**Extracted information**
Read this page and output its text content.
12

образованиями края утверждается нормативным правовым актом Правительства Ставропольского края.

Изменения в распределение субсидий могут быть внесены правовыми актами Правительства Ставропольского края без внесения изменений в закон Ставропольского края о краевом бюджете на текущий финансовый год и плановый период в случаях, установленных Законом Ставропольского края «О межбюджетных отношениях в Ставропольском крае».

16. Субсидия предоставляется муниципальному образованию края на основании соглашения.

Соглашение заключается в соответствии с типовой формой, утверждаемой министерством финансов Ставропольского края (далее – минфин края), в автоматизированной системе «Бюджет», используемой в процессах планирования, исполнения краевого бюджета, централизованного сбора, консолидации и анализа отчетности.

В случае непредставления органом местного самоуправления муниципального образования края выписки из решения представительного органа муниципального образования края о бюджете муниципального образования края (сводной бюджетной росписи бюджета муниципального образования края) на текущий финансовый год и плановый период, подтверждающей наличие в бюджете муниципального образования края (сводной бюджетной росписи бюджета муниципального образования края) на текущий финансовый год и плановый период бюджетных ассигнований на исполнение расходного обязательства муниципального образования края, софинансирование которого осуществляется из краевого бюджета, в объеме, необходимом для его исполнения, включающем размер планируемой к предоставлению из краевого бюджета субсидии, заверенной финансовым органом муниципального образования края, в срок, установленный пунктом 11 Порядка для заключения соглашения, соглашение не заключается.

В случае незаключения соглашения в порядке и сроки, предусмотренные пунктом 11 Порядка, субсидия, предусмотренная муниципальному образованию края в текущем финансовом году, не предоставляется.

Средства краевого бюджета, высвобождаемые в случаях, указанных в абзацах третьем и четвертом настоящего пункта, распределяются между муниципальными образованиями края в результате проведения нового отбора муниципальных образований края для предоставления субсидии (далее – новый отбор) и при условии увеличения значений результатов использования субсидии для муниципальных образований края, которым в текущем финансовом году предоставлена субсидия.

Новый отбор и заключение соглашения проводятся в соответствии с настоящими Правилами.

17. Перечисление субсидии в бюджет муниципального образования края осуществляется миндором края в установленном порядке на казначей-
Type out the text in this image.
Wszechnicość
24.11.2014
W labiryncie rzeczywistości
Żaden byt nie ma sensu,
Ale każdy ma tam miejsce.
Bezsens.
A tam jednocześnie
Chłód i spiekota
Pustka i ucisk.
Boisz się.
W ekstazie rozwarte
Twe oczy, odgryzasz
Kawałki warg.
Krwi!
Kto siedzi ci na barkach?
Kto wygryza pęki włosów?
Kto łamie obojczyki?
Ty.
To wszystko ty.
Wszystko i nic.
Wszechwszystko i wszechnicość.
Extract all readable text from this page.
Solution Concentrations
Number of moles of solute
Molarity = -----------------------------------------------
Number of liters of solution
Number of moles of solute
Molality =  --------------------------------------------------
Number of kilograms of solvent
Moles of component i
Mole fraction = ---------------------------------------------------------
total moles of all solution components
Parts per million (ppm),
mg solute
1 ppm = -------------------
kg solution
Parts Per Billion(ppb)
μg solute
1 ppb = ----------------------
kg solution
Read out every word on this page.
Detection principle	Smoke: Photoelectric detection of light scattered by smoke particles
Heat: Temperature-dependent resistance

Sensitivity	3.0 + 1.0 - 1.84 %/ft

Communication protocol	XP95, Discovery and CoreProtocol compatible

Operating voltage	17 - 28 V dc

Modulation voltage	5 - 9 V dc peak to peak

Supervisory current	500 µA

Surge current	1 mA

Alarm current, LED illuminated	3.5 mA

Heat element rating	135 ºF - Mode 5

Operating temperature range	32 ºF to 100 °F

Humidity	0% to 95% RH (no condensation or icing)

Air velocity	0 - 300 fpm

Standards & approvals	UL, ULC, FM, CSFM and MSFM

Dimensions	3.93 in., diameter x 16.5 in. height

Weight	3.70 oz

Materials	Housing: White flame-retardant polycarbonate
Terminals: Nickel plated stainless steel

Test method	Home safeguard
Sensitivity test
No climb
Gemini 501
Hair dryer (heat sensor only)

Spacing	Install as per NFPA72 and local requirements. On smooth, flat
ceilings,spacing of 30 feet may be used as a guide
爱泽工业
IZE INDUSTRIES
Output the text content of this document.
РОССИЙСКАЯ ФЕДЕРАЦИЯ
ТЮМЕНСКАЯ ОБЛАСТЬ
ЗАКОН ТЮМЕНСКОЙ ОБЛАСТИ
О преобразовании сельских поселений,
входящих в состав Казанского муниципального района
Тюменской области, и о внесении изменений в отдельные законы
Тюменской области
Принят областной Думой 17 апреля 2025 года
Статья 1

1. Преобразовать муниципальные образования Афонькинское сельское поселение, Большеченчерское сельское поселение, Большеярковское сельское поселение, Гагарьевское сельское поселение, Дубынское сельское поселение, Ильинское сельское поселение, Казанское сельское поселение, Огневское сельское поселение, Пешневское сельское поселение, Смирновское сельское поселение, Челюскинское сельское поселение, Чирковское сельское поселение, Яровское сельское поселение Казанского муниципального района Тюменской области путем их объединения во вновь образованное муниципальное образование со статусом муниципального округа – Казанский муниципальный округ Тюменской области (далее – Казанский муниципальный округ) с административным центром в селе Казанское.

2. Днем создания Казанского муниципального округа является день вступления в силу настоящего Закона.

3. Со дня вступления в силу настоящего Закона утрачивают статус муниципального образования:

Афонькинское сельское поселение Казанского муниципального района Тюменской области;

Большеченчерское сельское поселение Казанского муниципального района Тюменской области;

**What is asked**
Return exactly the lines from the line bearing "Output the text content of this document." to the end of the records, inclusive of both; include no other lines.

**Problem solution**
Output the text content of this document.
РОССИЙСКАЯ ФЕДЕРАЦИЯ
ТЮМЕНСКАЯ ОБЛАСТЬ
ЗАКОН ТЮМЕНСКОЙ ОБЛАСТИ
О преобразовании сельских поселений,
входящих в состав Казанского муниципального района
Тюменской области, и о внесении изменений в отдельные законы
Тюменской области
Принят областной Думой 17 апреля 2025 года
Статья 1

1. Преобразовать муниципальные образования Афонькинское сельское поселение, Большеченчерское сельское поселение, Большеярковское сельское поселение, Гагарьевское сельское поселение, Дубынское сельское поселение, Ильинское сельское поселение, Казанское сельское поселение, Огневское сельское поселение, Пешневское сельское поселение, Смирновское сельское поселение, Челюскинское сельское поселение, Чирковское сельское поселение, Яровское сельское поселение Казанского муниципального района Тюменской области путем их объединения во вновь образованное муниципальное образование со статусом муниципального округа – Казанский муниципальный округ Тюменской области (далее – Казанский муниципальный округ) с административным центром в селе Казанское.

2. Днем создания Казанского муниципального округа является день вступления в силу настоящего Закона.

3. Со дня вступления в силу настоящего Закона утрачивают статус муниципального образования:

Афонькинское сельское поселение Казанского муниципального района Тюменской области;

Большеченчерское сельское поселение Казанского муниципального района Тюменской области;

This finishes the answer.